● **What the task requires**: Quote the full listing word for word.

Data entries
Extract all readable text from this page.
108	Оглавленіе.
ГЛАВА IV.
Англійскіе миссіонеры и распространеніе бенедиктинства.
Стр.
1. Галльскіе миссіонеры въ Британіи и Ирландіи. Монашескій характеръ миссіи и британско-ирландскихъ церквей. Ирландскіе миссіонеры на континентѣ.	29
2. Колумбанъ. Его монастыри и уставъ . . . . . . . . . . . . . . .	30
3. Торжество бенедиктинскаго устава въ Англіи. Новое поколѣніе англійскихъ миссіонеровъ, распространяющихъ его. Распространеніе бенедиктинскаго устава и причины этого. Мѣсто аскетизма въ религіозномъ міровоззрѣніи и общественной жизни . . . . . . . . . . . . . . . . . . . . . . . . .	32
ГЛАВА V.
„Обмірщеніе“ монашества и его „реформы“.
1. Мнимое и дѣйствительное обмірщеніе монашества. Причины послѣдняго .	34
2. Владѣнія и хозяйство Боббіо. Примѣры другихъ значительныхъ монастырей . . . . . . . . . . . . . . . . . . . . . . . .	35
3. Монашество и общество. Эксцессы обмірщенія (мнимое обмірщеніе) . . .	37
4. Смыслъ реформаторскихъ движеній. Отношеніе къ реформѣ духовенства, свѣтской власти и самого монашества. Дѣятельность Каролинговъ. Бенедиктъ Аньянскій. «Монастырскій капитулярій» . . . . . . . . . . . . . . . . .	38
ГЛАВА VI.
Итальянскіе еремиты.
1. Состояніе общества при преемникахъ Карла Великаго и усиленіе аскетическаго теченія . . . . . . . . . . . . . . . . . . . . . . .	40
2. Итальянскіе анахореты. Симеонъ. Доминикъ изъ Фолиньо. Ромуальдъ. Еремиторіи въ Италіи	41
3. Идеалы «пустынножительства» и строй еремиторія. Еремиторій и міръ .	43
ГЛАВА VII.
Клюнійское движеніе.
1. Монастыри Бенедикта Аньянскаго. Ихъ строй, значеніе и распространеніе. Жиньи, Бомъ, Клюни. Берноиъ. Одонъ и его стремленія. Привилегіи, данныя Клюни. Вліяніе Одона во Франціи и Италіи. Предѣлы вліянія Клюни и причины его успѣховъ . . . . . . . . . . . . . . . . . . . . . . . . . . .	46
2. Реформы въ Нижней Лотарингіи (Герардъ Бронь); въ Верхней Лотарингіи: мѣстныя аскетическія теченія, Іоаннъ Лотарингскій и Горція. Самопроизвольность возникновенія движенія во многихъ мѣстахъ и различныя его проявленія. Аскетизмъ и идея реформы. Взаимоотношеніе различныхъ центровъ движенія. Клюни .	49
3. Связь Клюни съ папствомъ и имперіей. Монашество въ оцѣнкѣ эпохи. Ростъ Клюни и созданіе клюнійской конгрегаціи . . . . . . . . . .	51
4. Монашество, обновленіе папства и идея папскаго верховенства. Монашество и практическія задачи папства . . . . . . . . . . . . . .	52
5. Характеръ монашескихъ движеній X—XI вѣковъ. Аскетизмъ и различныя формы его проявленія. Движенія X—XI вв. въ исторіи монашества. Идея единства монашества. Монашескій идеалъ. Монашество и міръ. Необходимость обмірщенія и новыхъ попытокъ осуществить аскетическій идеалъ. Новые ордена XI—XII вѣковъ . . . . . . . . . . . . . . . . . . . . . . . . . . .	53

● **Solution**:
Extract all readable text from this page.
108	Оглавленіе.
ГЛАВА IV.
Англійскіе миссіонеры и распространеніе бенедиктинства.
Стр.
1. Галльскіе миссіонеры въ Британіи и Ирландіи. Монашескій характеръ миссіи и британско-ирландскихъ церквей. Ирландскіе миссіонеры на континентѣ.	29
2. Колумбанъ. Его монастыри и уставъ . . . . . . . . . . . . . . .	30
3. Торжество бенедиктинскаго устава въ Англіи. Новое поколѣніе англійскихъ миссіонеровъ, распространяющихъ его. Распространеніе бенедиктинскаго устава и причины этого. Мѣсто аскетизма въ религіозномъ міровоззрѣніи и общественной жизни . . . . . . . . . . . . . . . . . . . . . . . . .	32
ГЛАВА V.
„Обмірщеніе“ монашества и его „реформы“.
1. Мнимое и дѣйствительное обмірщеніе монашества. Причины послѣдняго .	34
2. Владѣнія и хозяйство Боббіо. Примѣры другихъ значительныхъ монастырей . . . . . . . . . . . . . . . . . . . . . . . .	35
3. Монашество и общество. Эксцессы обмірщенія (мнимое обмірщеніе) . . .	37
4. Смыслъ реформаторскихъ движеній. Отношеніе къ реформѣ духовенства, свѣтской власти и самого монашества. Дѣятельность Каролинговъ. Бенедиктъ Аньянскій. «Монастырскій капитулярій» . . . . . . . . . . . . . . . . .	38
ГЛАВА VI.
Итальянскіе еремиты.
1. Состояніе общества при преемникахъ Карла Великаго и усиленіе аскетическаго теченія . . . . . . . . . . . . . . . . . . . . . . .	40
2. Итальянскіе анахореты. Симеонъ. Доминикъ изъ Фолиньо. Ромуальдъ. Еремиторіи въ Италіи	41
3. Идеалы «пустынножительства» и строй еремиторія. Еремиторій и міръ .	43
ГЛАВА VII.
Клюнійское движеніе.
1. Монастыри Бенедикта Аньянскаго. Ихъ строй, значеніе и распространеніе. Жиньи, Бомъ, Клюни. Берноиъ. Одонъ и его стремленія. Привилегіи, данныя Клюни. Вліяніе Одона во Франціи и Италіи. Предѣлы вліянія Клюни и причины его успѣховъ . . . . . . . . . . . . . . . . . . . . . . . . . . .	46
2. Реформы въ Нижней Лотарингіи (Герардъ Бронь); въ Верхней Лотарингіи: мѣстныя аскетическія теченія, Іоаннъ Лотарингскій и Горція. Самопроизвольность возникновенія движенія во многихъ мѣстахъ и различныя его проявленія. Аскетизмъ и идея реформы. Взаимоотношеніе различныхъ центровъ движенія. Клюни .	49
3. Связь Клюни съ папствомъ и имперіей. Монашество въ оцѣнкѣ эпохи. Ростъ Клюни и созданіе клюнійской конгрегаціи . . . . . . . . . .	51
4. Монашество, обновленіе папства и идея папскаго верховенства. Монашество и практическія задачи папства . . . . . . . . . . . . . .	52
5. Характеръ монашескихъ движеній X—XI вѣковъ. Аскетизмъ и различныя формы его проявленія. Движенія X—XI вв. въ исторіи монашества. Идея единства монашества. Монашескій идеалъ. Монашество и міръ. Необходимость обмірщенія и новыхъ попытокъ осуществить аскетическій идеалъ. Новые ордена XI—XII вѣковъ . . . . . . . . . . . . . . . . . . . . . . . . . . .	53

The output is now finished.